Work to complete:
Copy each line below exactly and leave the pictures out.

· · · · · · ·

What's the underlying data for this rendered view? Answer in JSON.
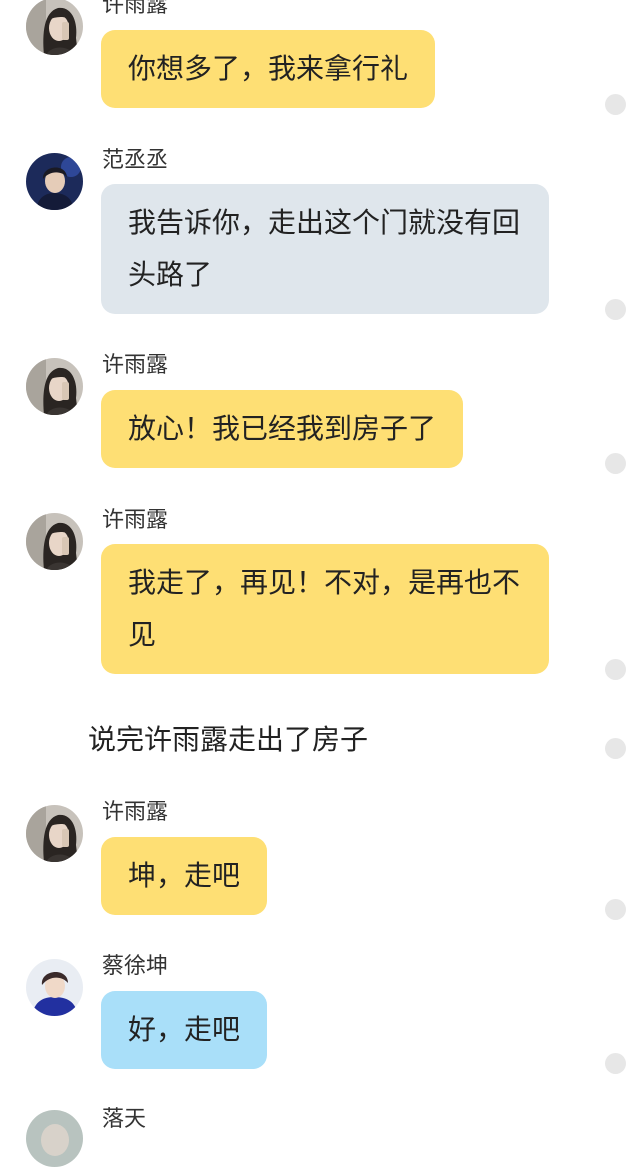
{
  "messages": [
    {
      "name": "许雨露",
      "text": "你想多了，我来拿行礼",
      "avatar_icon": "girl-avatar-icon",
      "bubble_color": "#fedf74"
    },
    {
      "name": "范丞丞",
      "text": "我告诉你，走出这个门就没有回头路了",
      "avatar_icon": "boy-avatar-icon",
      "bubble_color": "#dfe6ec"
    },
    {
      "name": "许雨露",
      "text": "放心！我已经我到房子了",
      "avatar_icon": "girl-avatar-icon",
      "bubble_color": "#fedf74"
    },
    {
      "name": "许雨露",
      "text": "我走了，再见！不对，是再也不见",
      "avatar_icon": "girl-avatar-icon",
      "bubble_color": "#fedf74"
    },
    {
      "name": "许雨露",
      "text": "坤，走吧",
      "avatar_icon": "girl-avatar-icon",
      "bubble_color": "#fedf74"
    },
    {
      "name": "蔡徐坤",
      "text": "好，走吧",
      "avatar_icon": "boy-avatar-icon",
      "bubble_color": "#a9dff9"
    },
    {
      "name": "落天",
      "avatar_icon": "avatar-icon"
    }
  ],
  "narration": "说完许雨露走出了房子",
  "colors": {
    "yellow_bubble": "#fedf74",
    "gray_bubble": "#dfe6ec",
    "blue_bubble": "#a9dff9",
    "dot": "#e7e7e7"
  }
}
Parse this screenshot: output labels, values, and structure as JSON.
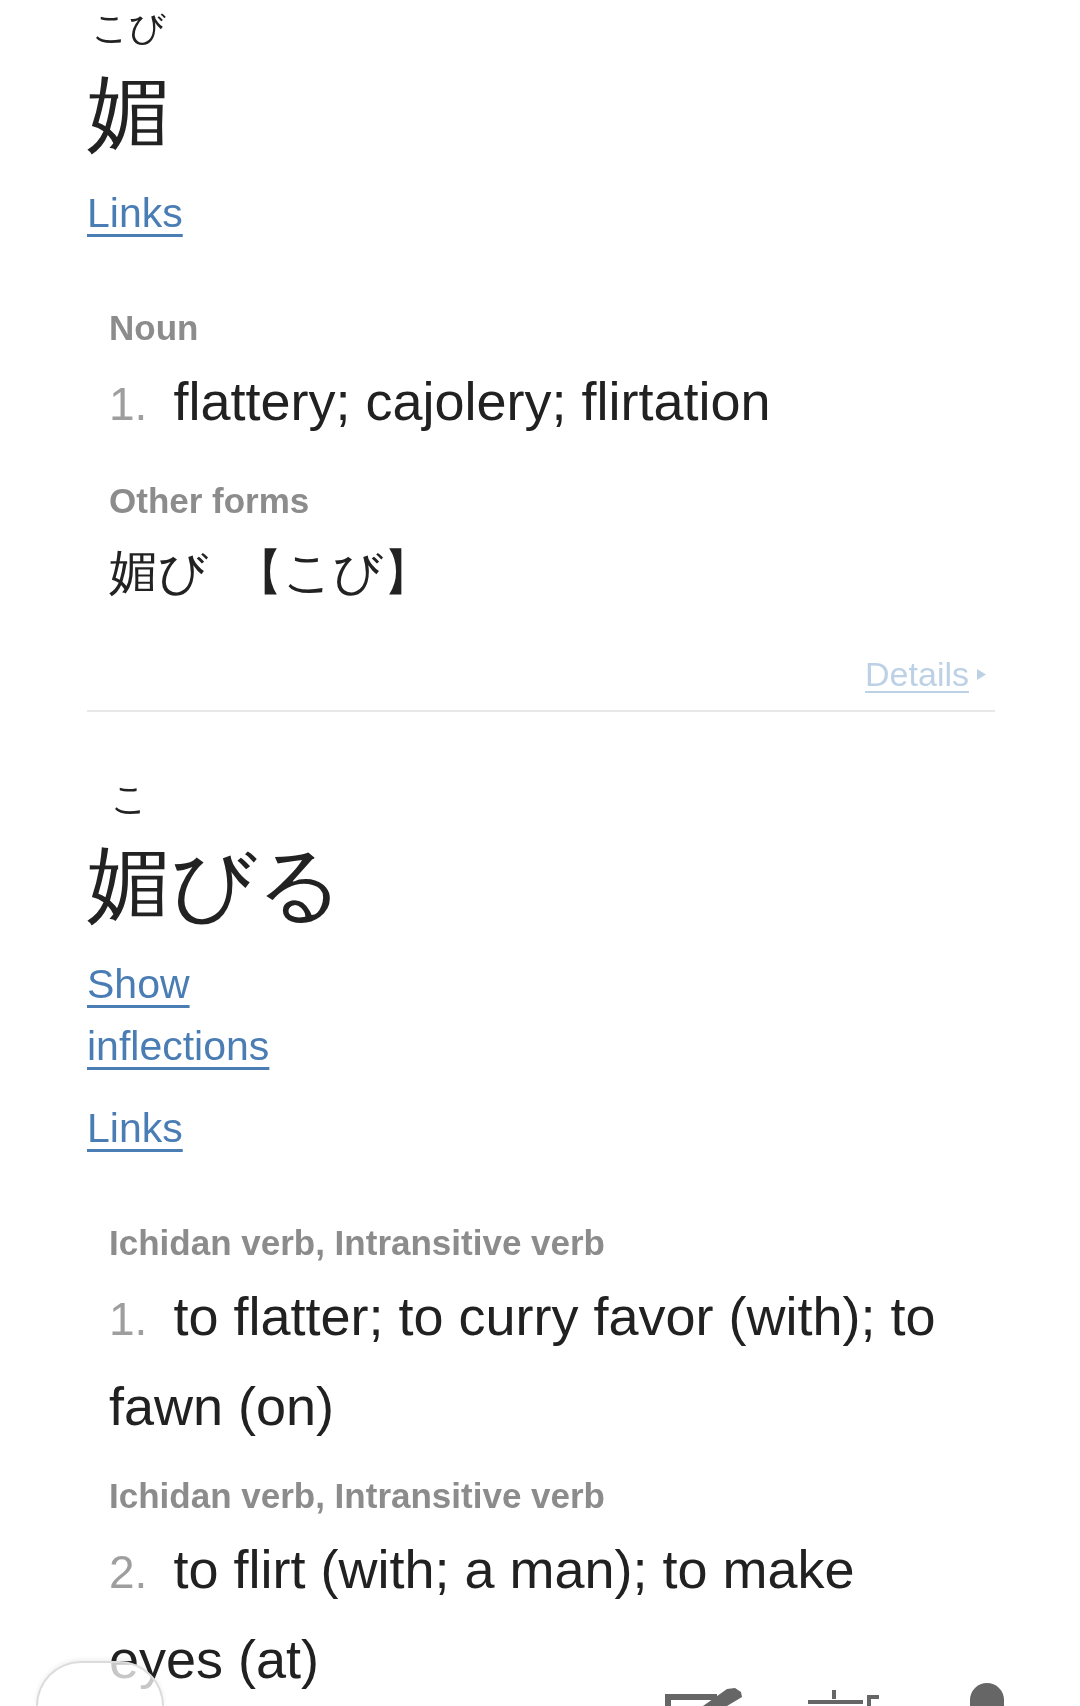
{
  "entries": [
    {
      "headword": [
        {
          "text": "媚",
          "reading": "こび"
        }
      ],
      "links": [
        {
          "label": "Links"
        }
      ],
      "senses": [
        {
          "pos": "Noun",
          "number": "1.",
          "gloss": "flattery; cajolery; flirtation"
        }
      ],
      "other_forms": {
        "heading": "Other forms",
        "forms": [
          {
            "text": "媚び",
            "reading": "【こび】"
          }
        ]
      },
      "details": {
        "label": "Details"
      }
    },
    {
      "headword": [
        {
          "text": "媚",
          "reading": "こ"
        },
        {
          "text": "びる"
        }
      ],
      "links": [
        {
          "label": "Show inflections"
        },
        {
          "label": "Links"
        }
      ],
      "senses": [
        {
          "pos": "Ichidan verb, Intransitive verb",
          "number": "1.",
          "gloss": "to flatter; to curry favor (with); to fawn (on)"
        },
        {
          "pos": "Ichidan verb, Intransitive verb",
          "number": "2.",
          "gloss": "to flirt (with; a man); to make eyes (at)"
        }
      ]
    }
  ]
}
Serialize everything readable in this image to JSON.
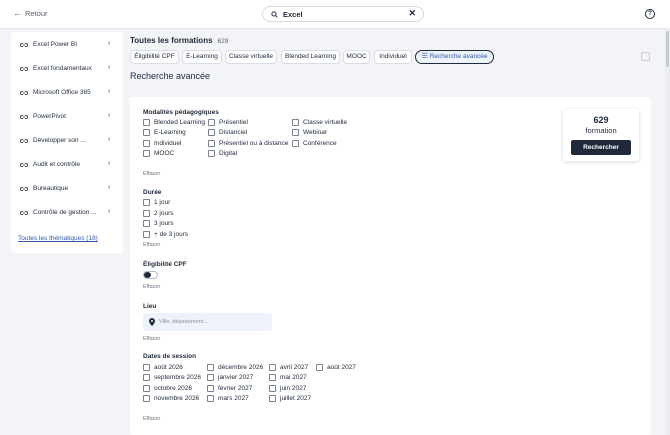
{
  "topbar": {
    "back_label": "Retour",
    "search_value": "Excel",
    "help_label": "?"
  },
  "sidebar": {
    "items": [
      {
        "label": "Excel Power BI"
      },
      {
        "label": "Excel fondamentaux"
      },
      {
        "label": "Microsoft Office 365"
      },
      {
        "label": "PowerPivot"
      },
      {
        "label": "Développer son ..."
      },
      {
        "label": "Audit et contrôle"
      },
      {
        "label": "Bureautique"
      },
      {
        "label": "Contrôle de gestion ..."
      }
    ],
    "all_link": "Toutes les thématiques (18)"
  },
  "header": {
    "title": "Toutes les formations",
    "count": "629"
  },
  "chips": [
    {
      "label": "Éligibilité CPF"
    },
    {
      "label": "E-Learning"
    },
    {
      "label": "Classe virtuelle"
    },
    {
      "label": "Blended Learning"
    },
    {
      "label": "MOOC"
    },
    {
      "label": "Individuel"
    },
    {
      "label": "Recherche avancée",
      "active": true
    }
  ],
  "advanced_title": "Recherche avancée",
  "filters": {
    "modalites": {
      "title": "Modalités pédagogiques",
      "options": [
        "Blended Learning",
        "Présentiel",
        "Classe virtuelle",
        "E-Learning",
        "Distanciel",
        "Webinar",
        "Individuel",
        "Présentiel ou à distance",
        "Conférence",
        "MOOC",
        "Digital"
      ],
      "clear": "Effacer"
    },
    "duree": {
      "title": "Durée",
      "options": [
        "1 jour",
        "2 jours",
        "3 jours",
        "+ de 3 jours"
      ],
      "clear": "Effacer"
    },
    "cpf": {
      "title": "Éligibilité CPF",
      "toggle_on": false,
      "clear": "Effacer"
    },
    "lieu": {
      "title": "Lieu",
      "placeholder": "Ville, département...",
      "clear": "Effacer"
    },
    "dates": {
      "title": "Dates de session",
      "options": [
        "août 2026",
        "septembre 2026",
        "octobre 2026",
        "novembre 2026",
        "décembre 2026",
        "janvier 2027",
        "février 2027",
        "mars 2027",
        "avril 2027",
        "mai 2027",
        "juin 2027",
        "juillet 2027",
        "août 2027"
      ],
      "clear": "Effacer"
    }
  },
  "results": {
    "count": "629",
    "label": "formation",
    "button": "Rechercher"
  },
  "colors": {
    "navy": "#1e2a3a",
    "link_blue": "#2e5aa8",
    "input_bg": "#eef2fb",
    "page_bg": "#f3f4f7"
  }
}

· · · · · · ·

Full solution:
What's the underlying data for this rendered view? Answer in JSON.
{
  "messages": [
    {
      "name": "许雨露",
      "text": "你想多了，我来拿行礼",
      "avatar_icon": "girl-avatar-icon",
      "bubble_color": "#fedf74"
    },
    {
      "name": "范丞丞",
      "text": "我告诉你，走出这个门就没有回头路了",
      "avatar_icon": "boy-avatar-icon",
      "bubble_color": "#dfe6ec"
    },
    {
      "name": "许雨露",
      "text": "放心！我已经我到房子了",
      "avatar_icon": "girl-avatar-icon",
      "bubble_color": "#fedf74"
    },
    {
      "name": "许雨露",
      "text": "我走了，再见！不对，是再也不见",
      "avatar_icon": "girl-avatar-icon",
      "bubble_color": "#fedf74"
    },
    {
      "name": "许雨露",
      "text": "坤，走吧",
      "avatar_icon": "girl-avatar-icon",
      "bubble_color": "#fedf74"
    },
    {
      "name": "蔡徐坤",
      "text": "好，走吧",
      "avatar_icon": "boy-avatar-icon",
      "bubble_color": "#a9dff9"
    },
    {
      "name": "落天",
      "avatar_icon": "avatar-icon"
    }
  ],
  "narration": "说完许雨露走出了房子",
  "colors": {
    "yellow_bubble": "#fedf74",
    "gray_bubble": "#dfe6ec",
    "blue_bubble": "#a9dff9",
    "dot": "#e7e7e7"
  }
}
Parse this screenshot: output labels, values, and structure as JSON.
{
  "entries": [
    {
      "headword": [
        {
          "text": "媚",
          "reading": "こび"
        }
      ],
      "links": [
        {
          "label": "Links"
        }
      ],
      "senses": [
        {
          "pos": "Noun",
          "number": "1.",
          "gloss": "flattery; cajolery; flirtation"
        }
      ],
      "other_forms": {
        "heading": "Other forms",
        "forms": [
          {
            "text": "媚び",
            "reading": "【こび】"
          }
        ]
      },
      "details": {
        "label": "Details"
      }
    },
    {
      "headword": [
        {
          "text": "媚",
          "reading": "こ"
        },
        {
          "text": "びる"
        }
      ],
      "links": [
        {
          "label": "Show inflections"
        },
        {
          "label": "Links"
        }
      ],
      "senses": [
        {
          "pos": "Ichidan verb, Intransitive verb",
          "number": "1.",
          "gloss": "to flatter; to curry favor (with); to fawn (on)"
        },
        {
          "pos": "Ichidan verb, Intransitive verb",
          "number": "2.",
          "gloss": "to flirt (with; a man); to make eyes (at)"
        }
      ]
    }
  ]
}
Serialize everything readable in this image to JSON.
{
  "topbar": {
    "back_label": "Retour",
    "search_value": "Excel",
    "help_label": "?"
  },
  "sidebar": {
    "items": [
      {
        "label": "Excel Power BI"
      },
      {
        "label": "Excel fondamentaux"
      },
      {
        "label": "Microsoft Office 365"
      },
      {
        "label": "PowerPivot"
      },
      {
        "label": "Développer son ..."
      },
      {
        "label": "Audit et contrôle"
      },
      {
        "label": "Bureautique"
      },
      {
        "label": "Contrôle de gestion ..."
      }
    ],
    "all_link": "Toutes les thématiques (18)"
  },
  "header": {
    "title": "Toutes les formations",
    "count": "629"
  },
  "chips": [
    {
      "label": "Éligibilité CPF"
    },
    {
      "label": "E-Learning"
    },
    {
      "label": "Classe virtuelle"
    },
    {
      "label": "Blended Learning"
    },
    {
      "label": "MOOC"
    },
    {
      "label": "Individuel"
    },
    {
      "label": "Recherche avancée",
      "active": true
    }
  ],
  "advanced_title": "Recherche avancée",
  "filters": {
    "modalites": {
      "title": "Modalités pédagogiques",
      "options": [
        "Blended Learning",
        "Présentiel",
        "Classe virtuelle",
        "E-Learning",
        "Distanciel",
        "Webinar",
        "Individuel",
        "Présentiel ou à distance",
        "Conférence",
        "MOOC",
        "Digital"
      ],
      "clear": "Effacer"
    },
    "duree": {
      "title": "Durée",
      "options": [
        "1 jour",
        "2 jours",
        "3 jours",
        "+ de 3 jours"
      ],
      "clear": "Effacer"
    },
    "cpf": {
      "title": "Éligibilité CPF",
      "toggle_on": false,
      "clear": "Effacer"
    },
    "lieu": {
      "title": "Lieu",
      "placeholder": "Ville, département...",
      "clear": "Effacer"
    },
    "dates": {
      "title": "Dates de session",
      "options": [
        "août 2026",
        "septembre 2026",
        "octobre 2026",
        "novembre 2026",
        "décembre 2026",
        "janvier 2027",
        "février 2027",
        "mars 2027",
        "avril 2027",
        "mai 2027",
        "juin 2027",
        "juillet 2027",
        "août 2027"
      ],
      "clear": "Effacer"
    }
  },
  "results": {
    "count": "629",
    "label": "formation",
    "button": "Rechercher"
  },
  "colors": {
    "navy": "#1e2a3a",
    "link_blue": "#2e5aa8",
    "input_bg": "#eef2fb",
    "page_bg": "#f3f4f7"
  }
}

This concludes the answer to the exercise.